** begin Materials provided **
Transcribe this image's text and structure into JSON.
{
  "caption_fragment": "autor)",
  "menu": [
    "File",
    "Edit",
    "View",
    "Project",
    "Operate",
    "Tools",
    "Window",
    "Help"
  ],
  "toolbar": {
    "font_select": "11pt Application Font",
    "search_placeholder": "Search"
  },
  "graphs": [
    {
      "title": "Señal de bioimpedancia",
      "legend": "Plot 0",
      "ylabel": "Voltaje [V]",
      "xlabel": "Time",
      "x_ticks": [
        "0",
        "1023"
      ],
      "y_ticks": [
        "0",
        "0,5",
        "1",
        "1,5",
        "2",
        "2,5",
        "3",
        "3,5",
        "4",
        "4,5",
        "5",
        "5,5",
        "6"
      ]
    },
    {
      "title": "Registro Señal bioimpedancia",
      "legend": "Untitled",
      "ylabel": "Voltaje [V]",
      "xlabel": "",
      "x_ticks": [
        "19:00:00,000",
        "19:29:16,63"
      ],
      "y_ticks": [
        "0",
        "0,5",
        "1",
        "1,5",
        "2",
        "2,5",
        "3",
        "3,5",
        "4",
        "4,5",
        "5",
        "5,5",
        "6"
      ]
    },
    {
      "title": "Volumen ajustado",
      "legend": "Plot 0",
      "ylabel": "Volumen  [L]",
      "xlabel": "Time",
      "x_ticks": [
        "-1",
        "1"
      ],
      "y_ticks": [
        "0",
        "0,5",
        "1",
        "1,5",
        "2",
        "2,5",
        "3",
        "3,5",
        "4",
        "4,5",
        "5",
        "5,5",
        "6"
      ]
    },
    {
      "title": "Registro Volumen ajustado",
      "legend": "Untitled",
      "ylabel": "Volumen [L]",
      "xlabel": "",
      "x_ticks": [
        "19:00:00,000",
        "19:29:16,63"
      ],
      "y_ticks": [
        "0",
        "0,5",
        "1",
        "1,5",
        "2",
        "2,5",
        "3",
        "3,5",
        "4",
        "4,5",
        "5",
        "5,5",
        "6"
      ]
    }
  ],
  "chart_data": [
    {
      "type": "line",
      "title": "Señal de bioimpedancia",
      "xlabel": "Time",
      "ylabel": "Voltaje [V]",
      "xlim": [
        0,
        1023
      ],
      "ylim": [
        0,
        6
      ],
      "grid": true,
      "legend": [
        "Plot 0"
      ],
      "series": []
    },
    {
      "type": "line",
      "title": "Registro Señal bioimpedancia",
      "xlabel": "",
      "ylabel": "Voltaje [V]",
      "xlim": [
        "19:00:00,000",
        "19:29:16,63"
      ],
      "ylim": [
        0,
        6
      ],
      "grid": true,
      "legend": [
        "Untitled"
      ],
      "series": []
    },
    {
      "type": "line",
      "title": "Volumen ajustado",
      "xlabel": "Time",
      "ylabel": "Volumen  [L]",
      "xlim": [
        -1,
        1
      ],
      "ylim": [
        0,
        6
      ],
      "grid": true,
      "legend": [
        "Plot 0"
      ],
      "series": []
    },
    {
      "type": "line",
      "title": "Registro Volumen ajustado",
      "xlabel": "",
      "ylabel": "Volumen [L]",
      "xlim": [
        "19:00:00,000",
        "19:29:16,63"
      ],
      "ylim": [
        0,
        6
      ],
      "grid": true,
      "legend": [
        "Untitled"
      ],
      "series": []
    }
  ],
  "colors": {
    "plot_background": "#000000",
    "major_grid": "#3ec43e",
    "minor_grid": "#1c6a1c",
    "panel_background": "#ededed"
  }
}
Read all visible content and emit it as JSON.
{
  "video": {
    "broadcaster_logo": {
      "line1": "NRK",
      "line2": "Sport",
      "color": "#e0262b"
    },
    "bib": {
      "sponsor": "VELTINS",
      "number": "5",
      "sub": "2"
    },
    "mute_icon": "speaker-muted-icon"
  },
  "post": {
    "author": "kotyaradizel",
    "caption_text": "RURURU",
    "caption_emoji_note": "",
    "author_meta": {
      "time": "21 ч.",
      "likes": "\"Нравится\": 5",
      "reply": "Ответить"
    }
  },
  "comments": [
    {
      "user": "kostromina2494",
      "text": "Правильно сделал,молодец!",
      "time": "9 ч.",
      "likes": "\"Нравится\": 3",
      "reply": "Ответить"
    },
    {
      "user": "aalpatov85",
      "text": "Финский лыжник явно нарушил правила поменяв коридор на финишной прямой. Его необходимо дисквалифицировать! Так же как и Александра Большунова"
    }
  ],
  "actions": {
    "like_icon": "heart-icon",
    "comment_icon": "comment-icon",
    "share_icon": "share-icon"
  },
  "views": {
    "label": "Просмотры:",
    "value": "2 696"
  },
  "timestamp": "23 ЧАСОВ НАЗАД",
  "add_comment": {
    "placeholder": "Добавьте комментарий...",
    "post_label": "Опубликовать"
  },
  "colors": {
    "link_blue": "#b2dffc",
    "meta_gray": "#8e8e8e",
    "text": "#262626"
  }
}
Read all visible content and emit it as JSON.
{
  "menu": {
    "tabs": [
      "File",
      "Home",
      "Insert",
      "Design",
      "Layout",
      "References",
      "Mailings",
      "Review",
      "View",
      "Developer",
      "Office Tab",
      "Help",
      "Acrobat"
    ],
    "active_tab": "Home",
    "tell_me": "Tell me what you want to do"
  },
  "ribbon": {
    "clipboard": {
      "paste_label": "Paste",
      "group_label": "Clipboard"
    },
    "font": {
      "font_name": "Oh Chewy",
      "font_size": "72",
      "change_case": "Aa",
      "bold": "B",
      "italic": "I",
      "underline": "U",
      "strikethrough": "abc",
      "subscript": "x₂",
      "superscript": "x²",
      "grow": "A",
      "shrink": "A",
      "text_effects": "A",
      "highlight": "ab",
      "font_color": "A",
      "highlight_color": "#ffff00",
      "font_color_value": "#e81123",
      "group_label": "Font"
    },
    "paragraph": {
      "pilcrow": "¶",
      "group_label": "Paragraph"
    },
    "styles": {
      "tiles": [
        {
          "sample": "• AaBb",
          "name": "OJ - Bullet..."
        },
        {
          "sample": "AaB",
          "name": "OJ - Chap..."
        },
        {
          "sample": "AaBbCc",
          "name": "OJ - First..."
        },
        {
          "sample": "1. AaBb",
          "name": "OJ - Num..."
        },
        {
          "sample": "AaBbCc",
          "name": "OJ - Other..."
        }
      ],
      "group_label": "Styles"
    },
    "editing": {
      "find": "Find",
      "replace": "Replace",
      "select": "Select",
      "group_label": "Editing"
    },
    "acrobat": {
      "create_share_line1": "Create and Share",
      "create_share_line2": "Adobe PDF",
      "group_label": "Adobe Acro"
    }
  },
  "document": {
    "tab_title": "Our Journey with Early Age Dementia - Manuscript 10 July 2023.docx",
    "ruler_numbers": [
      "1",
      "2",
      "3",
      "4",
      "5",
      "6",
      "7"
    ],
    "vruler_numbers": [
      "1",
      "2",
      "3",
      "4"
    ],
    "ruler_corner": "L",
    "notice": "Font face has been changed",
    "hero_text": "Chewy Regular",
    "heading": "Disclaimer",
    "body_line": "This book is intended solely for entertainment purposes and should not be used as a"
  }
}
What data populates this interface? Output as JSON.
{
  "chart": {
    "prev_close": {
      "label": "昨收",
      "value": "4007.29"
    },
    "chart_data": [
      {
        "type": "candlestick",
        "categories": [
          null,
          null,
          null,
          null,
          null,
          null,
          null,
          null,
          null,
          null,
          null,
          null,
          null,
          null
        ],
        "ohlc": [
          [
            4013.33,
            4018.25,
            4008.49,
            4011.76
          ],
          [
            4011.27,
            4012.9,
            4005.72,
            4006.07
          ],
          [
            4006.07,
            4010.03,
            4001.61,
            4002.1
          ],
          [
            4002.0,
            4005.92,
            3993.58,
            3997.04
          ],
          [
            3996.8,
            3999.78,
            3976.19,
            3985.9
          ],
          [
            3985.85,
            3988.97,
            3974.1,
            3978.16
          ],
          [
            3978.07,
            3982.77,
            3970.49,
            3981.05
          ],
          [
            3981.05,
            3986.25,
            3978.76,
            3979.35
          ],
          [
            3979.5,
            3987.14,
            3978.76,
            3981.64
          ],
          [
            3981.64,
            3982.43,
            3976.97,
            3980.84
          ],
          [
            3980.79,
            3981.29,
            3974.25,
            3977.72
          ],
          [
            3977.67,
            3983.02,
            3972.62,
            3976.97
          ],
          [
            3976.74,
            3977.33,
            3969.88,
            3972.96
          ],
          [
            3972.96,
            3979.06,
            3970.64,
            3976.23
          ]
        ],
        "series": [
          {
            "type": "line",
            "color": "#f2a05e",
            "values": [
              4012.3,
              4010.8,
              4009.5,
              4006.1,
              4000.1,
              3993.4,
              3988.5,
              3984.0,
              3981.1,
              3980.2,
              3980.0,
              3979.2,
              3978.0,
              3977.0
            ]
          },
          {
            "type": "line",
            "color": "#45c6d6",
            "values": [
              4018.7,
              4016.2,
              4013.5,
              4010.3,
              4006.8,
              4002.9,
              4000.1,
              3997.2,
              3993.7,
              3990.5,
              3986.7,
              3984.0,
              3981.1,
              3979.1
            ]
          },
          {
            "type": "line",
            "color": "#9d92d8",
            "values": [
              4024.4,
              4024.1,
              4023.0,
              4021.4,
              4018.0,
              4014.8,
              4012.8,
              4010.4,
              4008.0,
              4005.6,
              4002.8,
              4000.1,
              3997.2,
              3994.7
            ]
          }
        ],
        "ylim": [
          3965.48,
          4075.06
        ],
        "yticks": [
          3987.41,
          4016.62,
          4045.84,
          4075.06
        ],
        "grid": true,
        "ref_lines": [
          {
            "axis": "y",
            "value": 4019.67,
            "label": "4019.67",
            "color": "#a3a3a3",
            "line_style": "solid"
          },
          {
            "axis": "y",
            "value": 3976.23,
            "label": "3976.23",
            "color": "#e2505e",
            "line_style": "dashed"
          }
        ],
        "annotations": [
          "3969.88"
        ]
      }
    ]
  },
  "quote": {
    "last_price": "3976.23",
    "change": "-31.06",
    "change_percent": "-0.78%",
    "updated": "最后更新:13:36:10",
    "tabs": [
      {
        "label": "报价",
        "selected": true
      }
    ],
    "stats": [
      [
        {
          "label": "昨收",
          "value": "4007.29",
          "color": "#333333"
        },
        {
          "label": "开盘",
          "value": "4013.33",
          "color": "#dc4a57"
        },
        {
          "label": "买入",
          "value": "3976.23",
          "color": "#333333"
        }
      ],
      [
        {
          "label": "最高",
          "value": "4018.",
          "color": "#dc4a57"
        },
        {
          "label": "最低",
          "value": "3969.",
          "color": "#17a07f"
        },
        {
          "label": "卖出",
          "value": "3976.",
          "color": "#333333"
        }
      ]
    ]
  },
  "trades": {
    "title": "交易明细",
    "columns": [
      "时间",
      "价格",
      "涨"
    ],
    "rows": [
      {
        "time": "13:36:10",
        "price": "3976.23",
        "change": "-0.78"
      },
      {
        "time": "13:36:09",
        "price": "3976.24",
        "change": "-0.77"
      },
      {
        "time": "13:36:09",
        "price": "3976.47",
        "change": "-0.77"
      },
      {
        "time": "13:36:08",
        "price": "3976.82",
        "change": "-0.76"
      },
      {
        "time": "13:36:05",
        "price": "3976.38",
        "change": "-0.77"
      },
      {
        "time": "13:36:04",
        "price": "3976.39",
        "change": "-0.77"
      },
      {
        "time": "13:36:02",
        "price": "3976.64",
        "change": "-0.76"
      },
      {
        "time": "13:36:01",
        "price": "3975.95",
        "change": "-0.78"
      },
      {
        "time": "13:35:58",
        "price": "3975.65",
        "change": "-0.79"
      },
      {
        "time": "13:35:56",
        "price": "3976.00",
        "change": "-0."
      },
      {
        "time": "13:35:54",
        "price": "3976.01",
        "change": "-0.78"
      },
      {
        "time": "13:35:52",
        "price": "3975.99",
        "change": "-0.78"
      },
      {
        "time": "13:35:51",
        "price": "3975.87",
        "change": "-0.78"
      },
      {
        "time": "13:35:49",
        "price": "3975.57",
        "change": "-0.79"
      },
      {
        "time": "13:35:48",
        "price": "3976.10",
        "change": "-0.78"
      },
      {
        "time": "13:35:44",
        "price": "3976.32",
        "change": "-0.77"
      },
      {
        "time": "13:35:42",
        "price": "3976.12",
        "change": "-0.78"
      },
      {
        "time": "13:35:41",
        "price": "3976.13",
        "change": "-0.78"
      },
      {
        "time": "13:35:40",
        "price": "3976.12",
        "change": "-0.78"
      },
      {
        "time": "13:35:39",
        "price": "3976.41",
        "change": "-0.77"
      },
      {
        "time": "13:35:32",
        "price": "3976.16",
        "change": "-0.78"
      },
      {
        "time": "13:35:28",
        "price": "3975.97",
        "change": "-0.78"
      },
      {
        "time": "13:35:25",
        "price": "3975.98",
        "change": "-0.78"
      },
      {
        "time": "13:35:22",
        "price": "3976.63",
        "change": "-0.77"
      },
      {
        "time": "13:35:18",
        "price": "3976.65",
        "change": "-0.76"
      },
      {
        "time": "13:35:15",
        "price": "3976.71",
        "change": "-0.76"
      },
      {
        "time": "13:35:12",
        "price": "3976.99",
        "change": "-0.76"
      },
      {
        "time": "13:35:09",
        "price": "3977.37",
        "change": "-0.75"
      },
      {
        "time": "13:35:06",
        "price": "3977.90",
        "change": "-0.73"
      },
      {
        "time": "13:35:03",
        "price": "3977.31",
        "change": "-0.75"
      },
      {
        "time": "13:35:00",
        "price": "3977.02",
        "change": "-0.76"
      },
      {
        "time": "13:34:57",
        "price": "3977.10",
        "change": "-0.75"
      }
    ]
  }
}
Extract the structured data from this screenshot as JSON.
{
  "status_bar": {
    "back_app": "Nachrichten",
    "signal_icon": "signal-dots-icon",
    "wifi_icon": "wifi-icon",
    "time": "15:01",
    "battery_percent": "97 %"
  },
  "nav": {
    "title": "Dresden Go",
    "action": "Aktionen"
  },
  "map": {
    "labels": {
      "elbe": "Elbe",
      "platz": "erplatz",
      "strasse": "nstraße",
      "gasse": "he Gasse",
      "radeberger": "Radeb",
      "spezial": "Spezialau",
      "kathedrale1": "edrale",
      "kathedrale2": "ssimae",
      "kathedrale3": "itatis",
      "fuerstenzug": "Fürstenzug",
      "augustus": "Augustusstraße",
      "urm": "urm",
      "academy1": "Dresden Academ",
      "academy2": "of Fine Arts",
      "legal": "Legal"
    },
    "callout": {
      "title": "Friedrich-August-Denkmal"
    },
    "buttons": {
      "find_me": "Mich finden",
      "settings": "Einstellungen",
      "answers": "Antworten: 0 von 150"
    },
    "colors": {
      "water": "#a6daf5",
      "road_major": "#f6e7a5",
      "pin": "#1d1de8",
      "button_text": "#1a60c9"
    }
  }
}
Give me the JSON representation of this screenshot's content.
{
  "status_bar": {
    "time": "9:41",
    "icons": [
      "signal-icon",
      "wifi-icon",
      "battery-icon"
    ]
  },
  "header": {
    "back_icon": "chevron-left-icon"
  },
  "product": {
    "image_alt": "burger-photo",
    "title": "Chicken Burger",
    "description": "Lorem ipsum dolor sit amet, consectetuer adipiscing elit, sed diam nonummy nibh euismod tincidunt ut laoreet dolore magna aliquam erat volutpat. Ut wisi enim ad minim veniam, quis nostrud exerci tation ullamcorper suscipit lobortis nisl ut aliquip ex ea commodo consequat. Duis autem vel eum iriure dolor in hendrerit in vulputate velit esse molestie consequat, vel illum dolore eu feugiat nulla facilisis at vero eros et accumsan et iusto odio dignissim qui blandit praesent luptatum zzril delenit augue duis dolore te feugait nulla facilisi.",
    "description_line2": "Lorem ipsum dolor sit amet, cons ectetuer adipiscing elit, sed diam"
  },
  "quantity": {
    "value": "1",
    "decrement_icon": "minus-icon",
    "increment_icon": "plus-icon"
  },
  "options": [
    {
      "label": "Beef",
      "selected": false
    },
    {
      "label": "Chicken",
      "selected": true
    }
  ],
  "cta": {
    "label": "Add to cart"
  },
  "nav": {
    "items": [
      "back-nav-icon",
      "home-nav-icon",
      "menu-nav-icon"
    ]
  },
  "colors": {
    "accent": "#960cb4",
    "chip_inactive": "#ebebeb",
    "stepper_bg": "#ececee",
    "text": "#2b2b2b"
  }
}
** end Materials provided **
[Aim of the task] Pick out the lines above that hold the string "Dresden" and show them.

[Worked answer]
    "title": "Dresden Go",
      "academy1": "Dresden Academ",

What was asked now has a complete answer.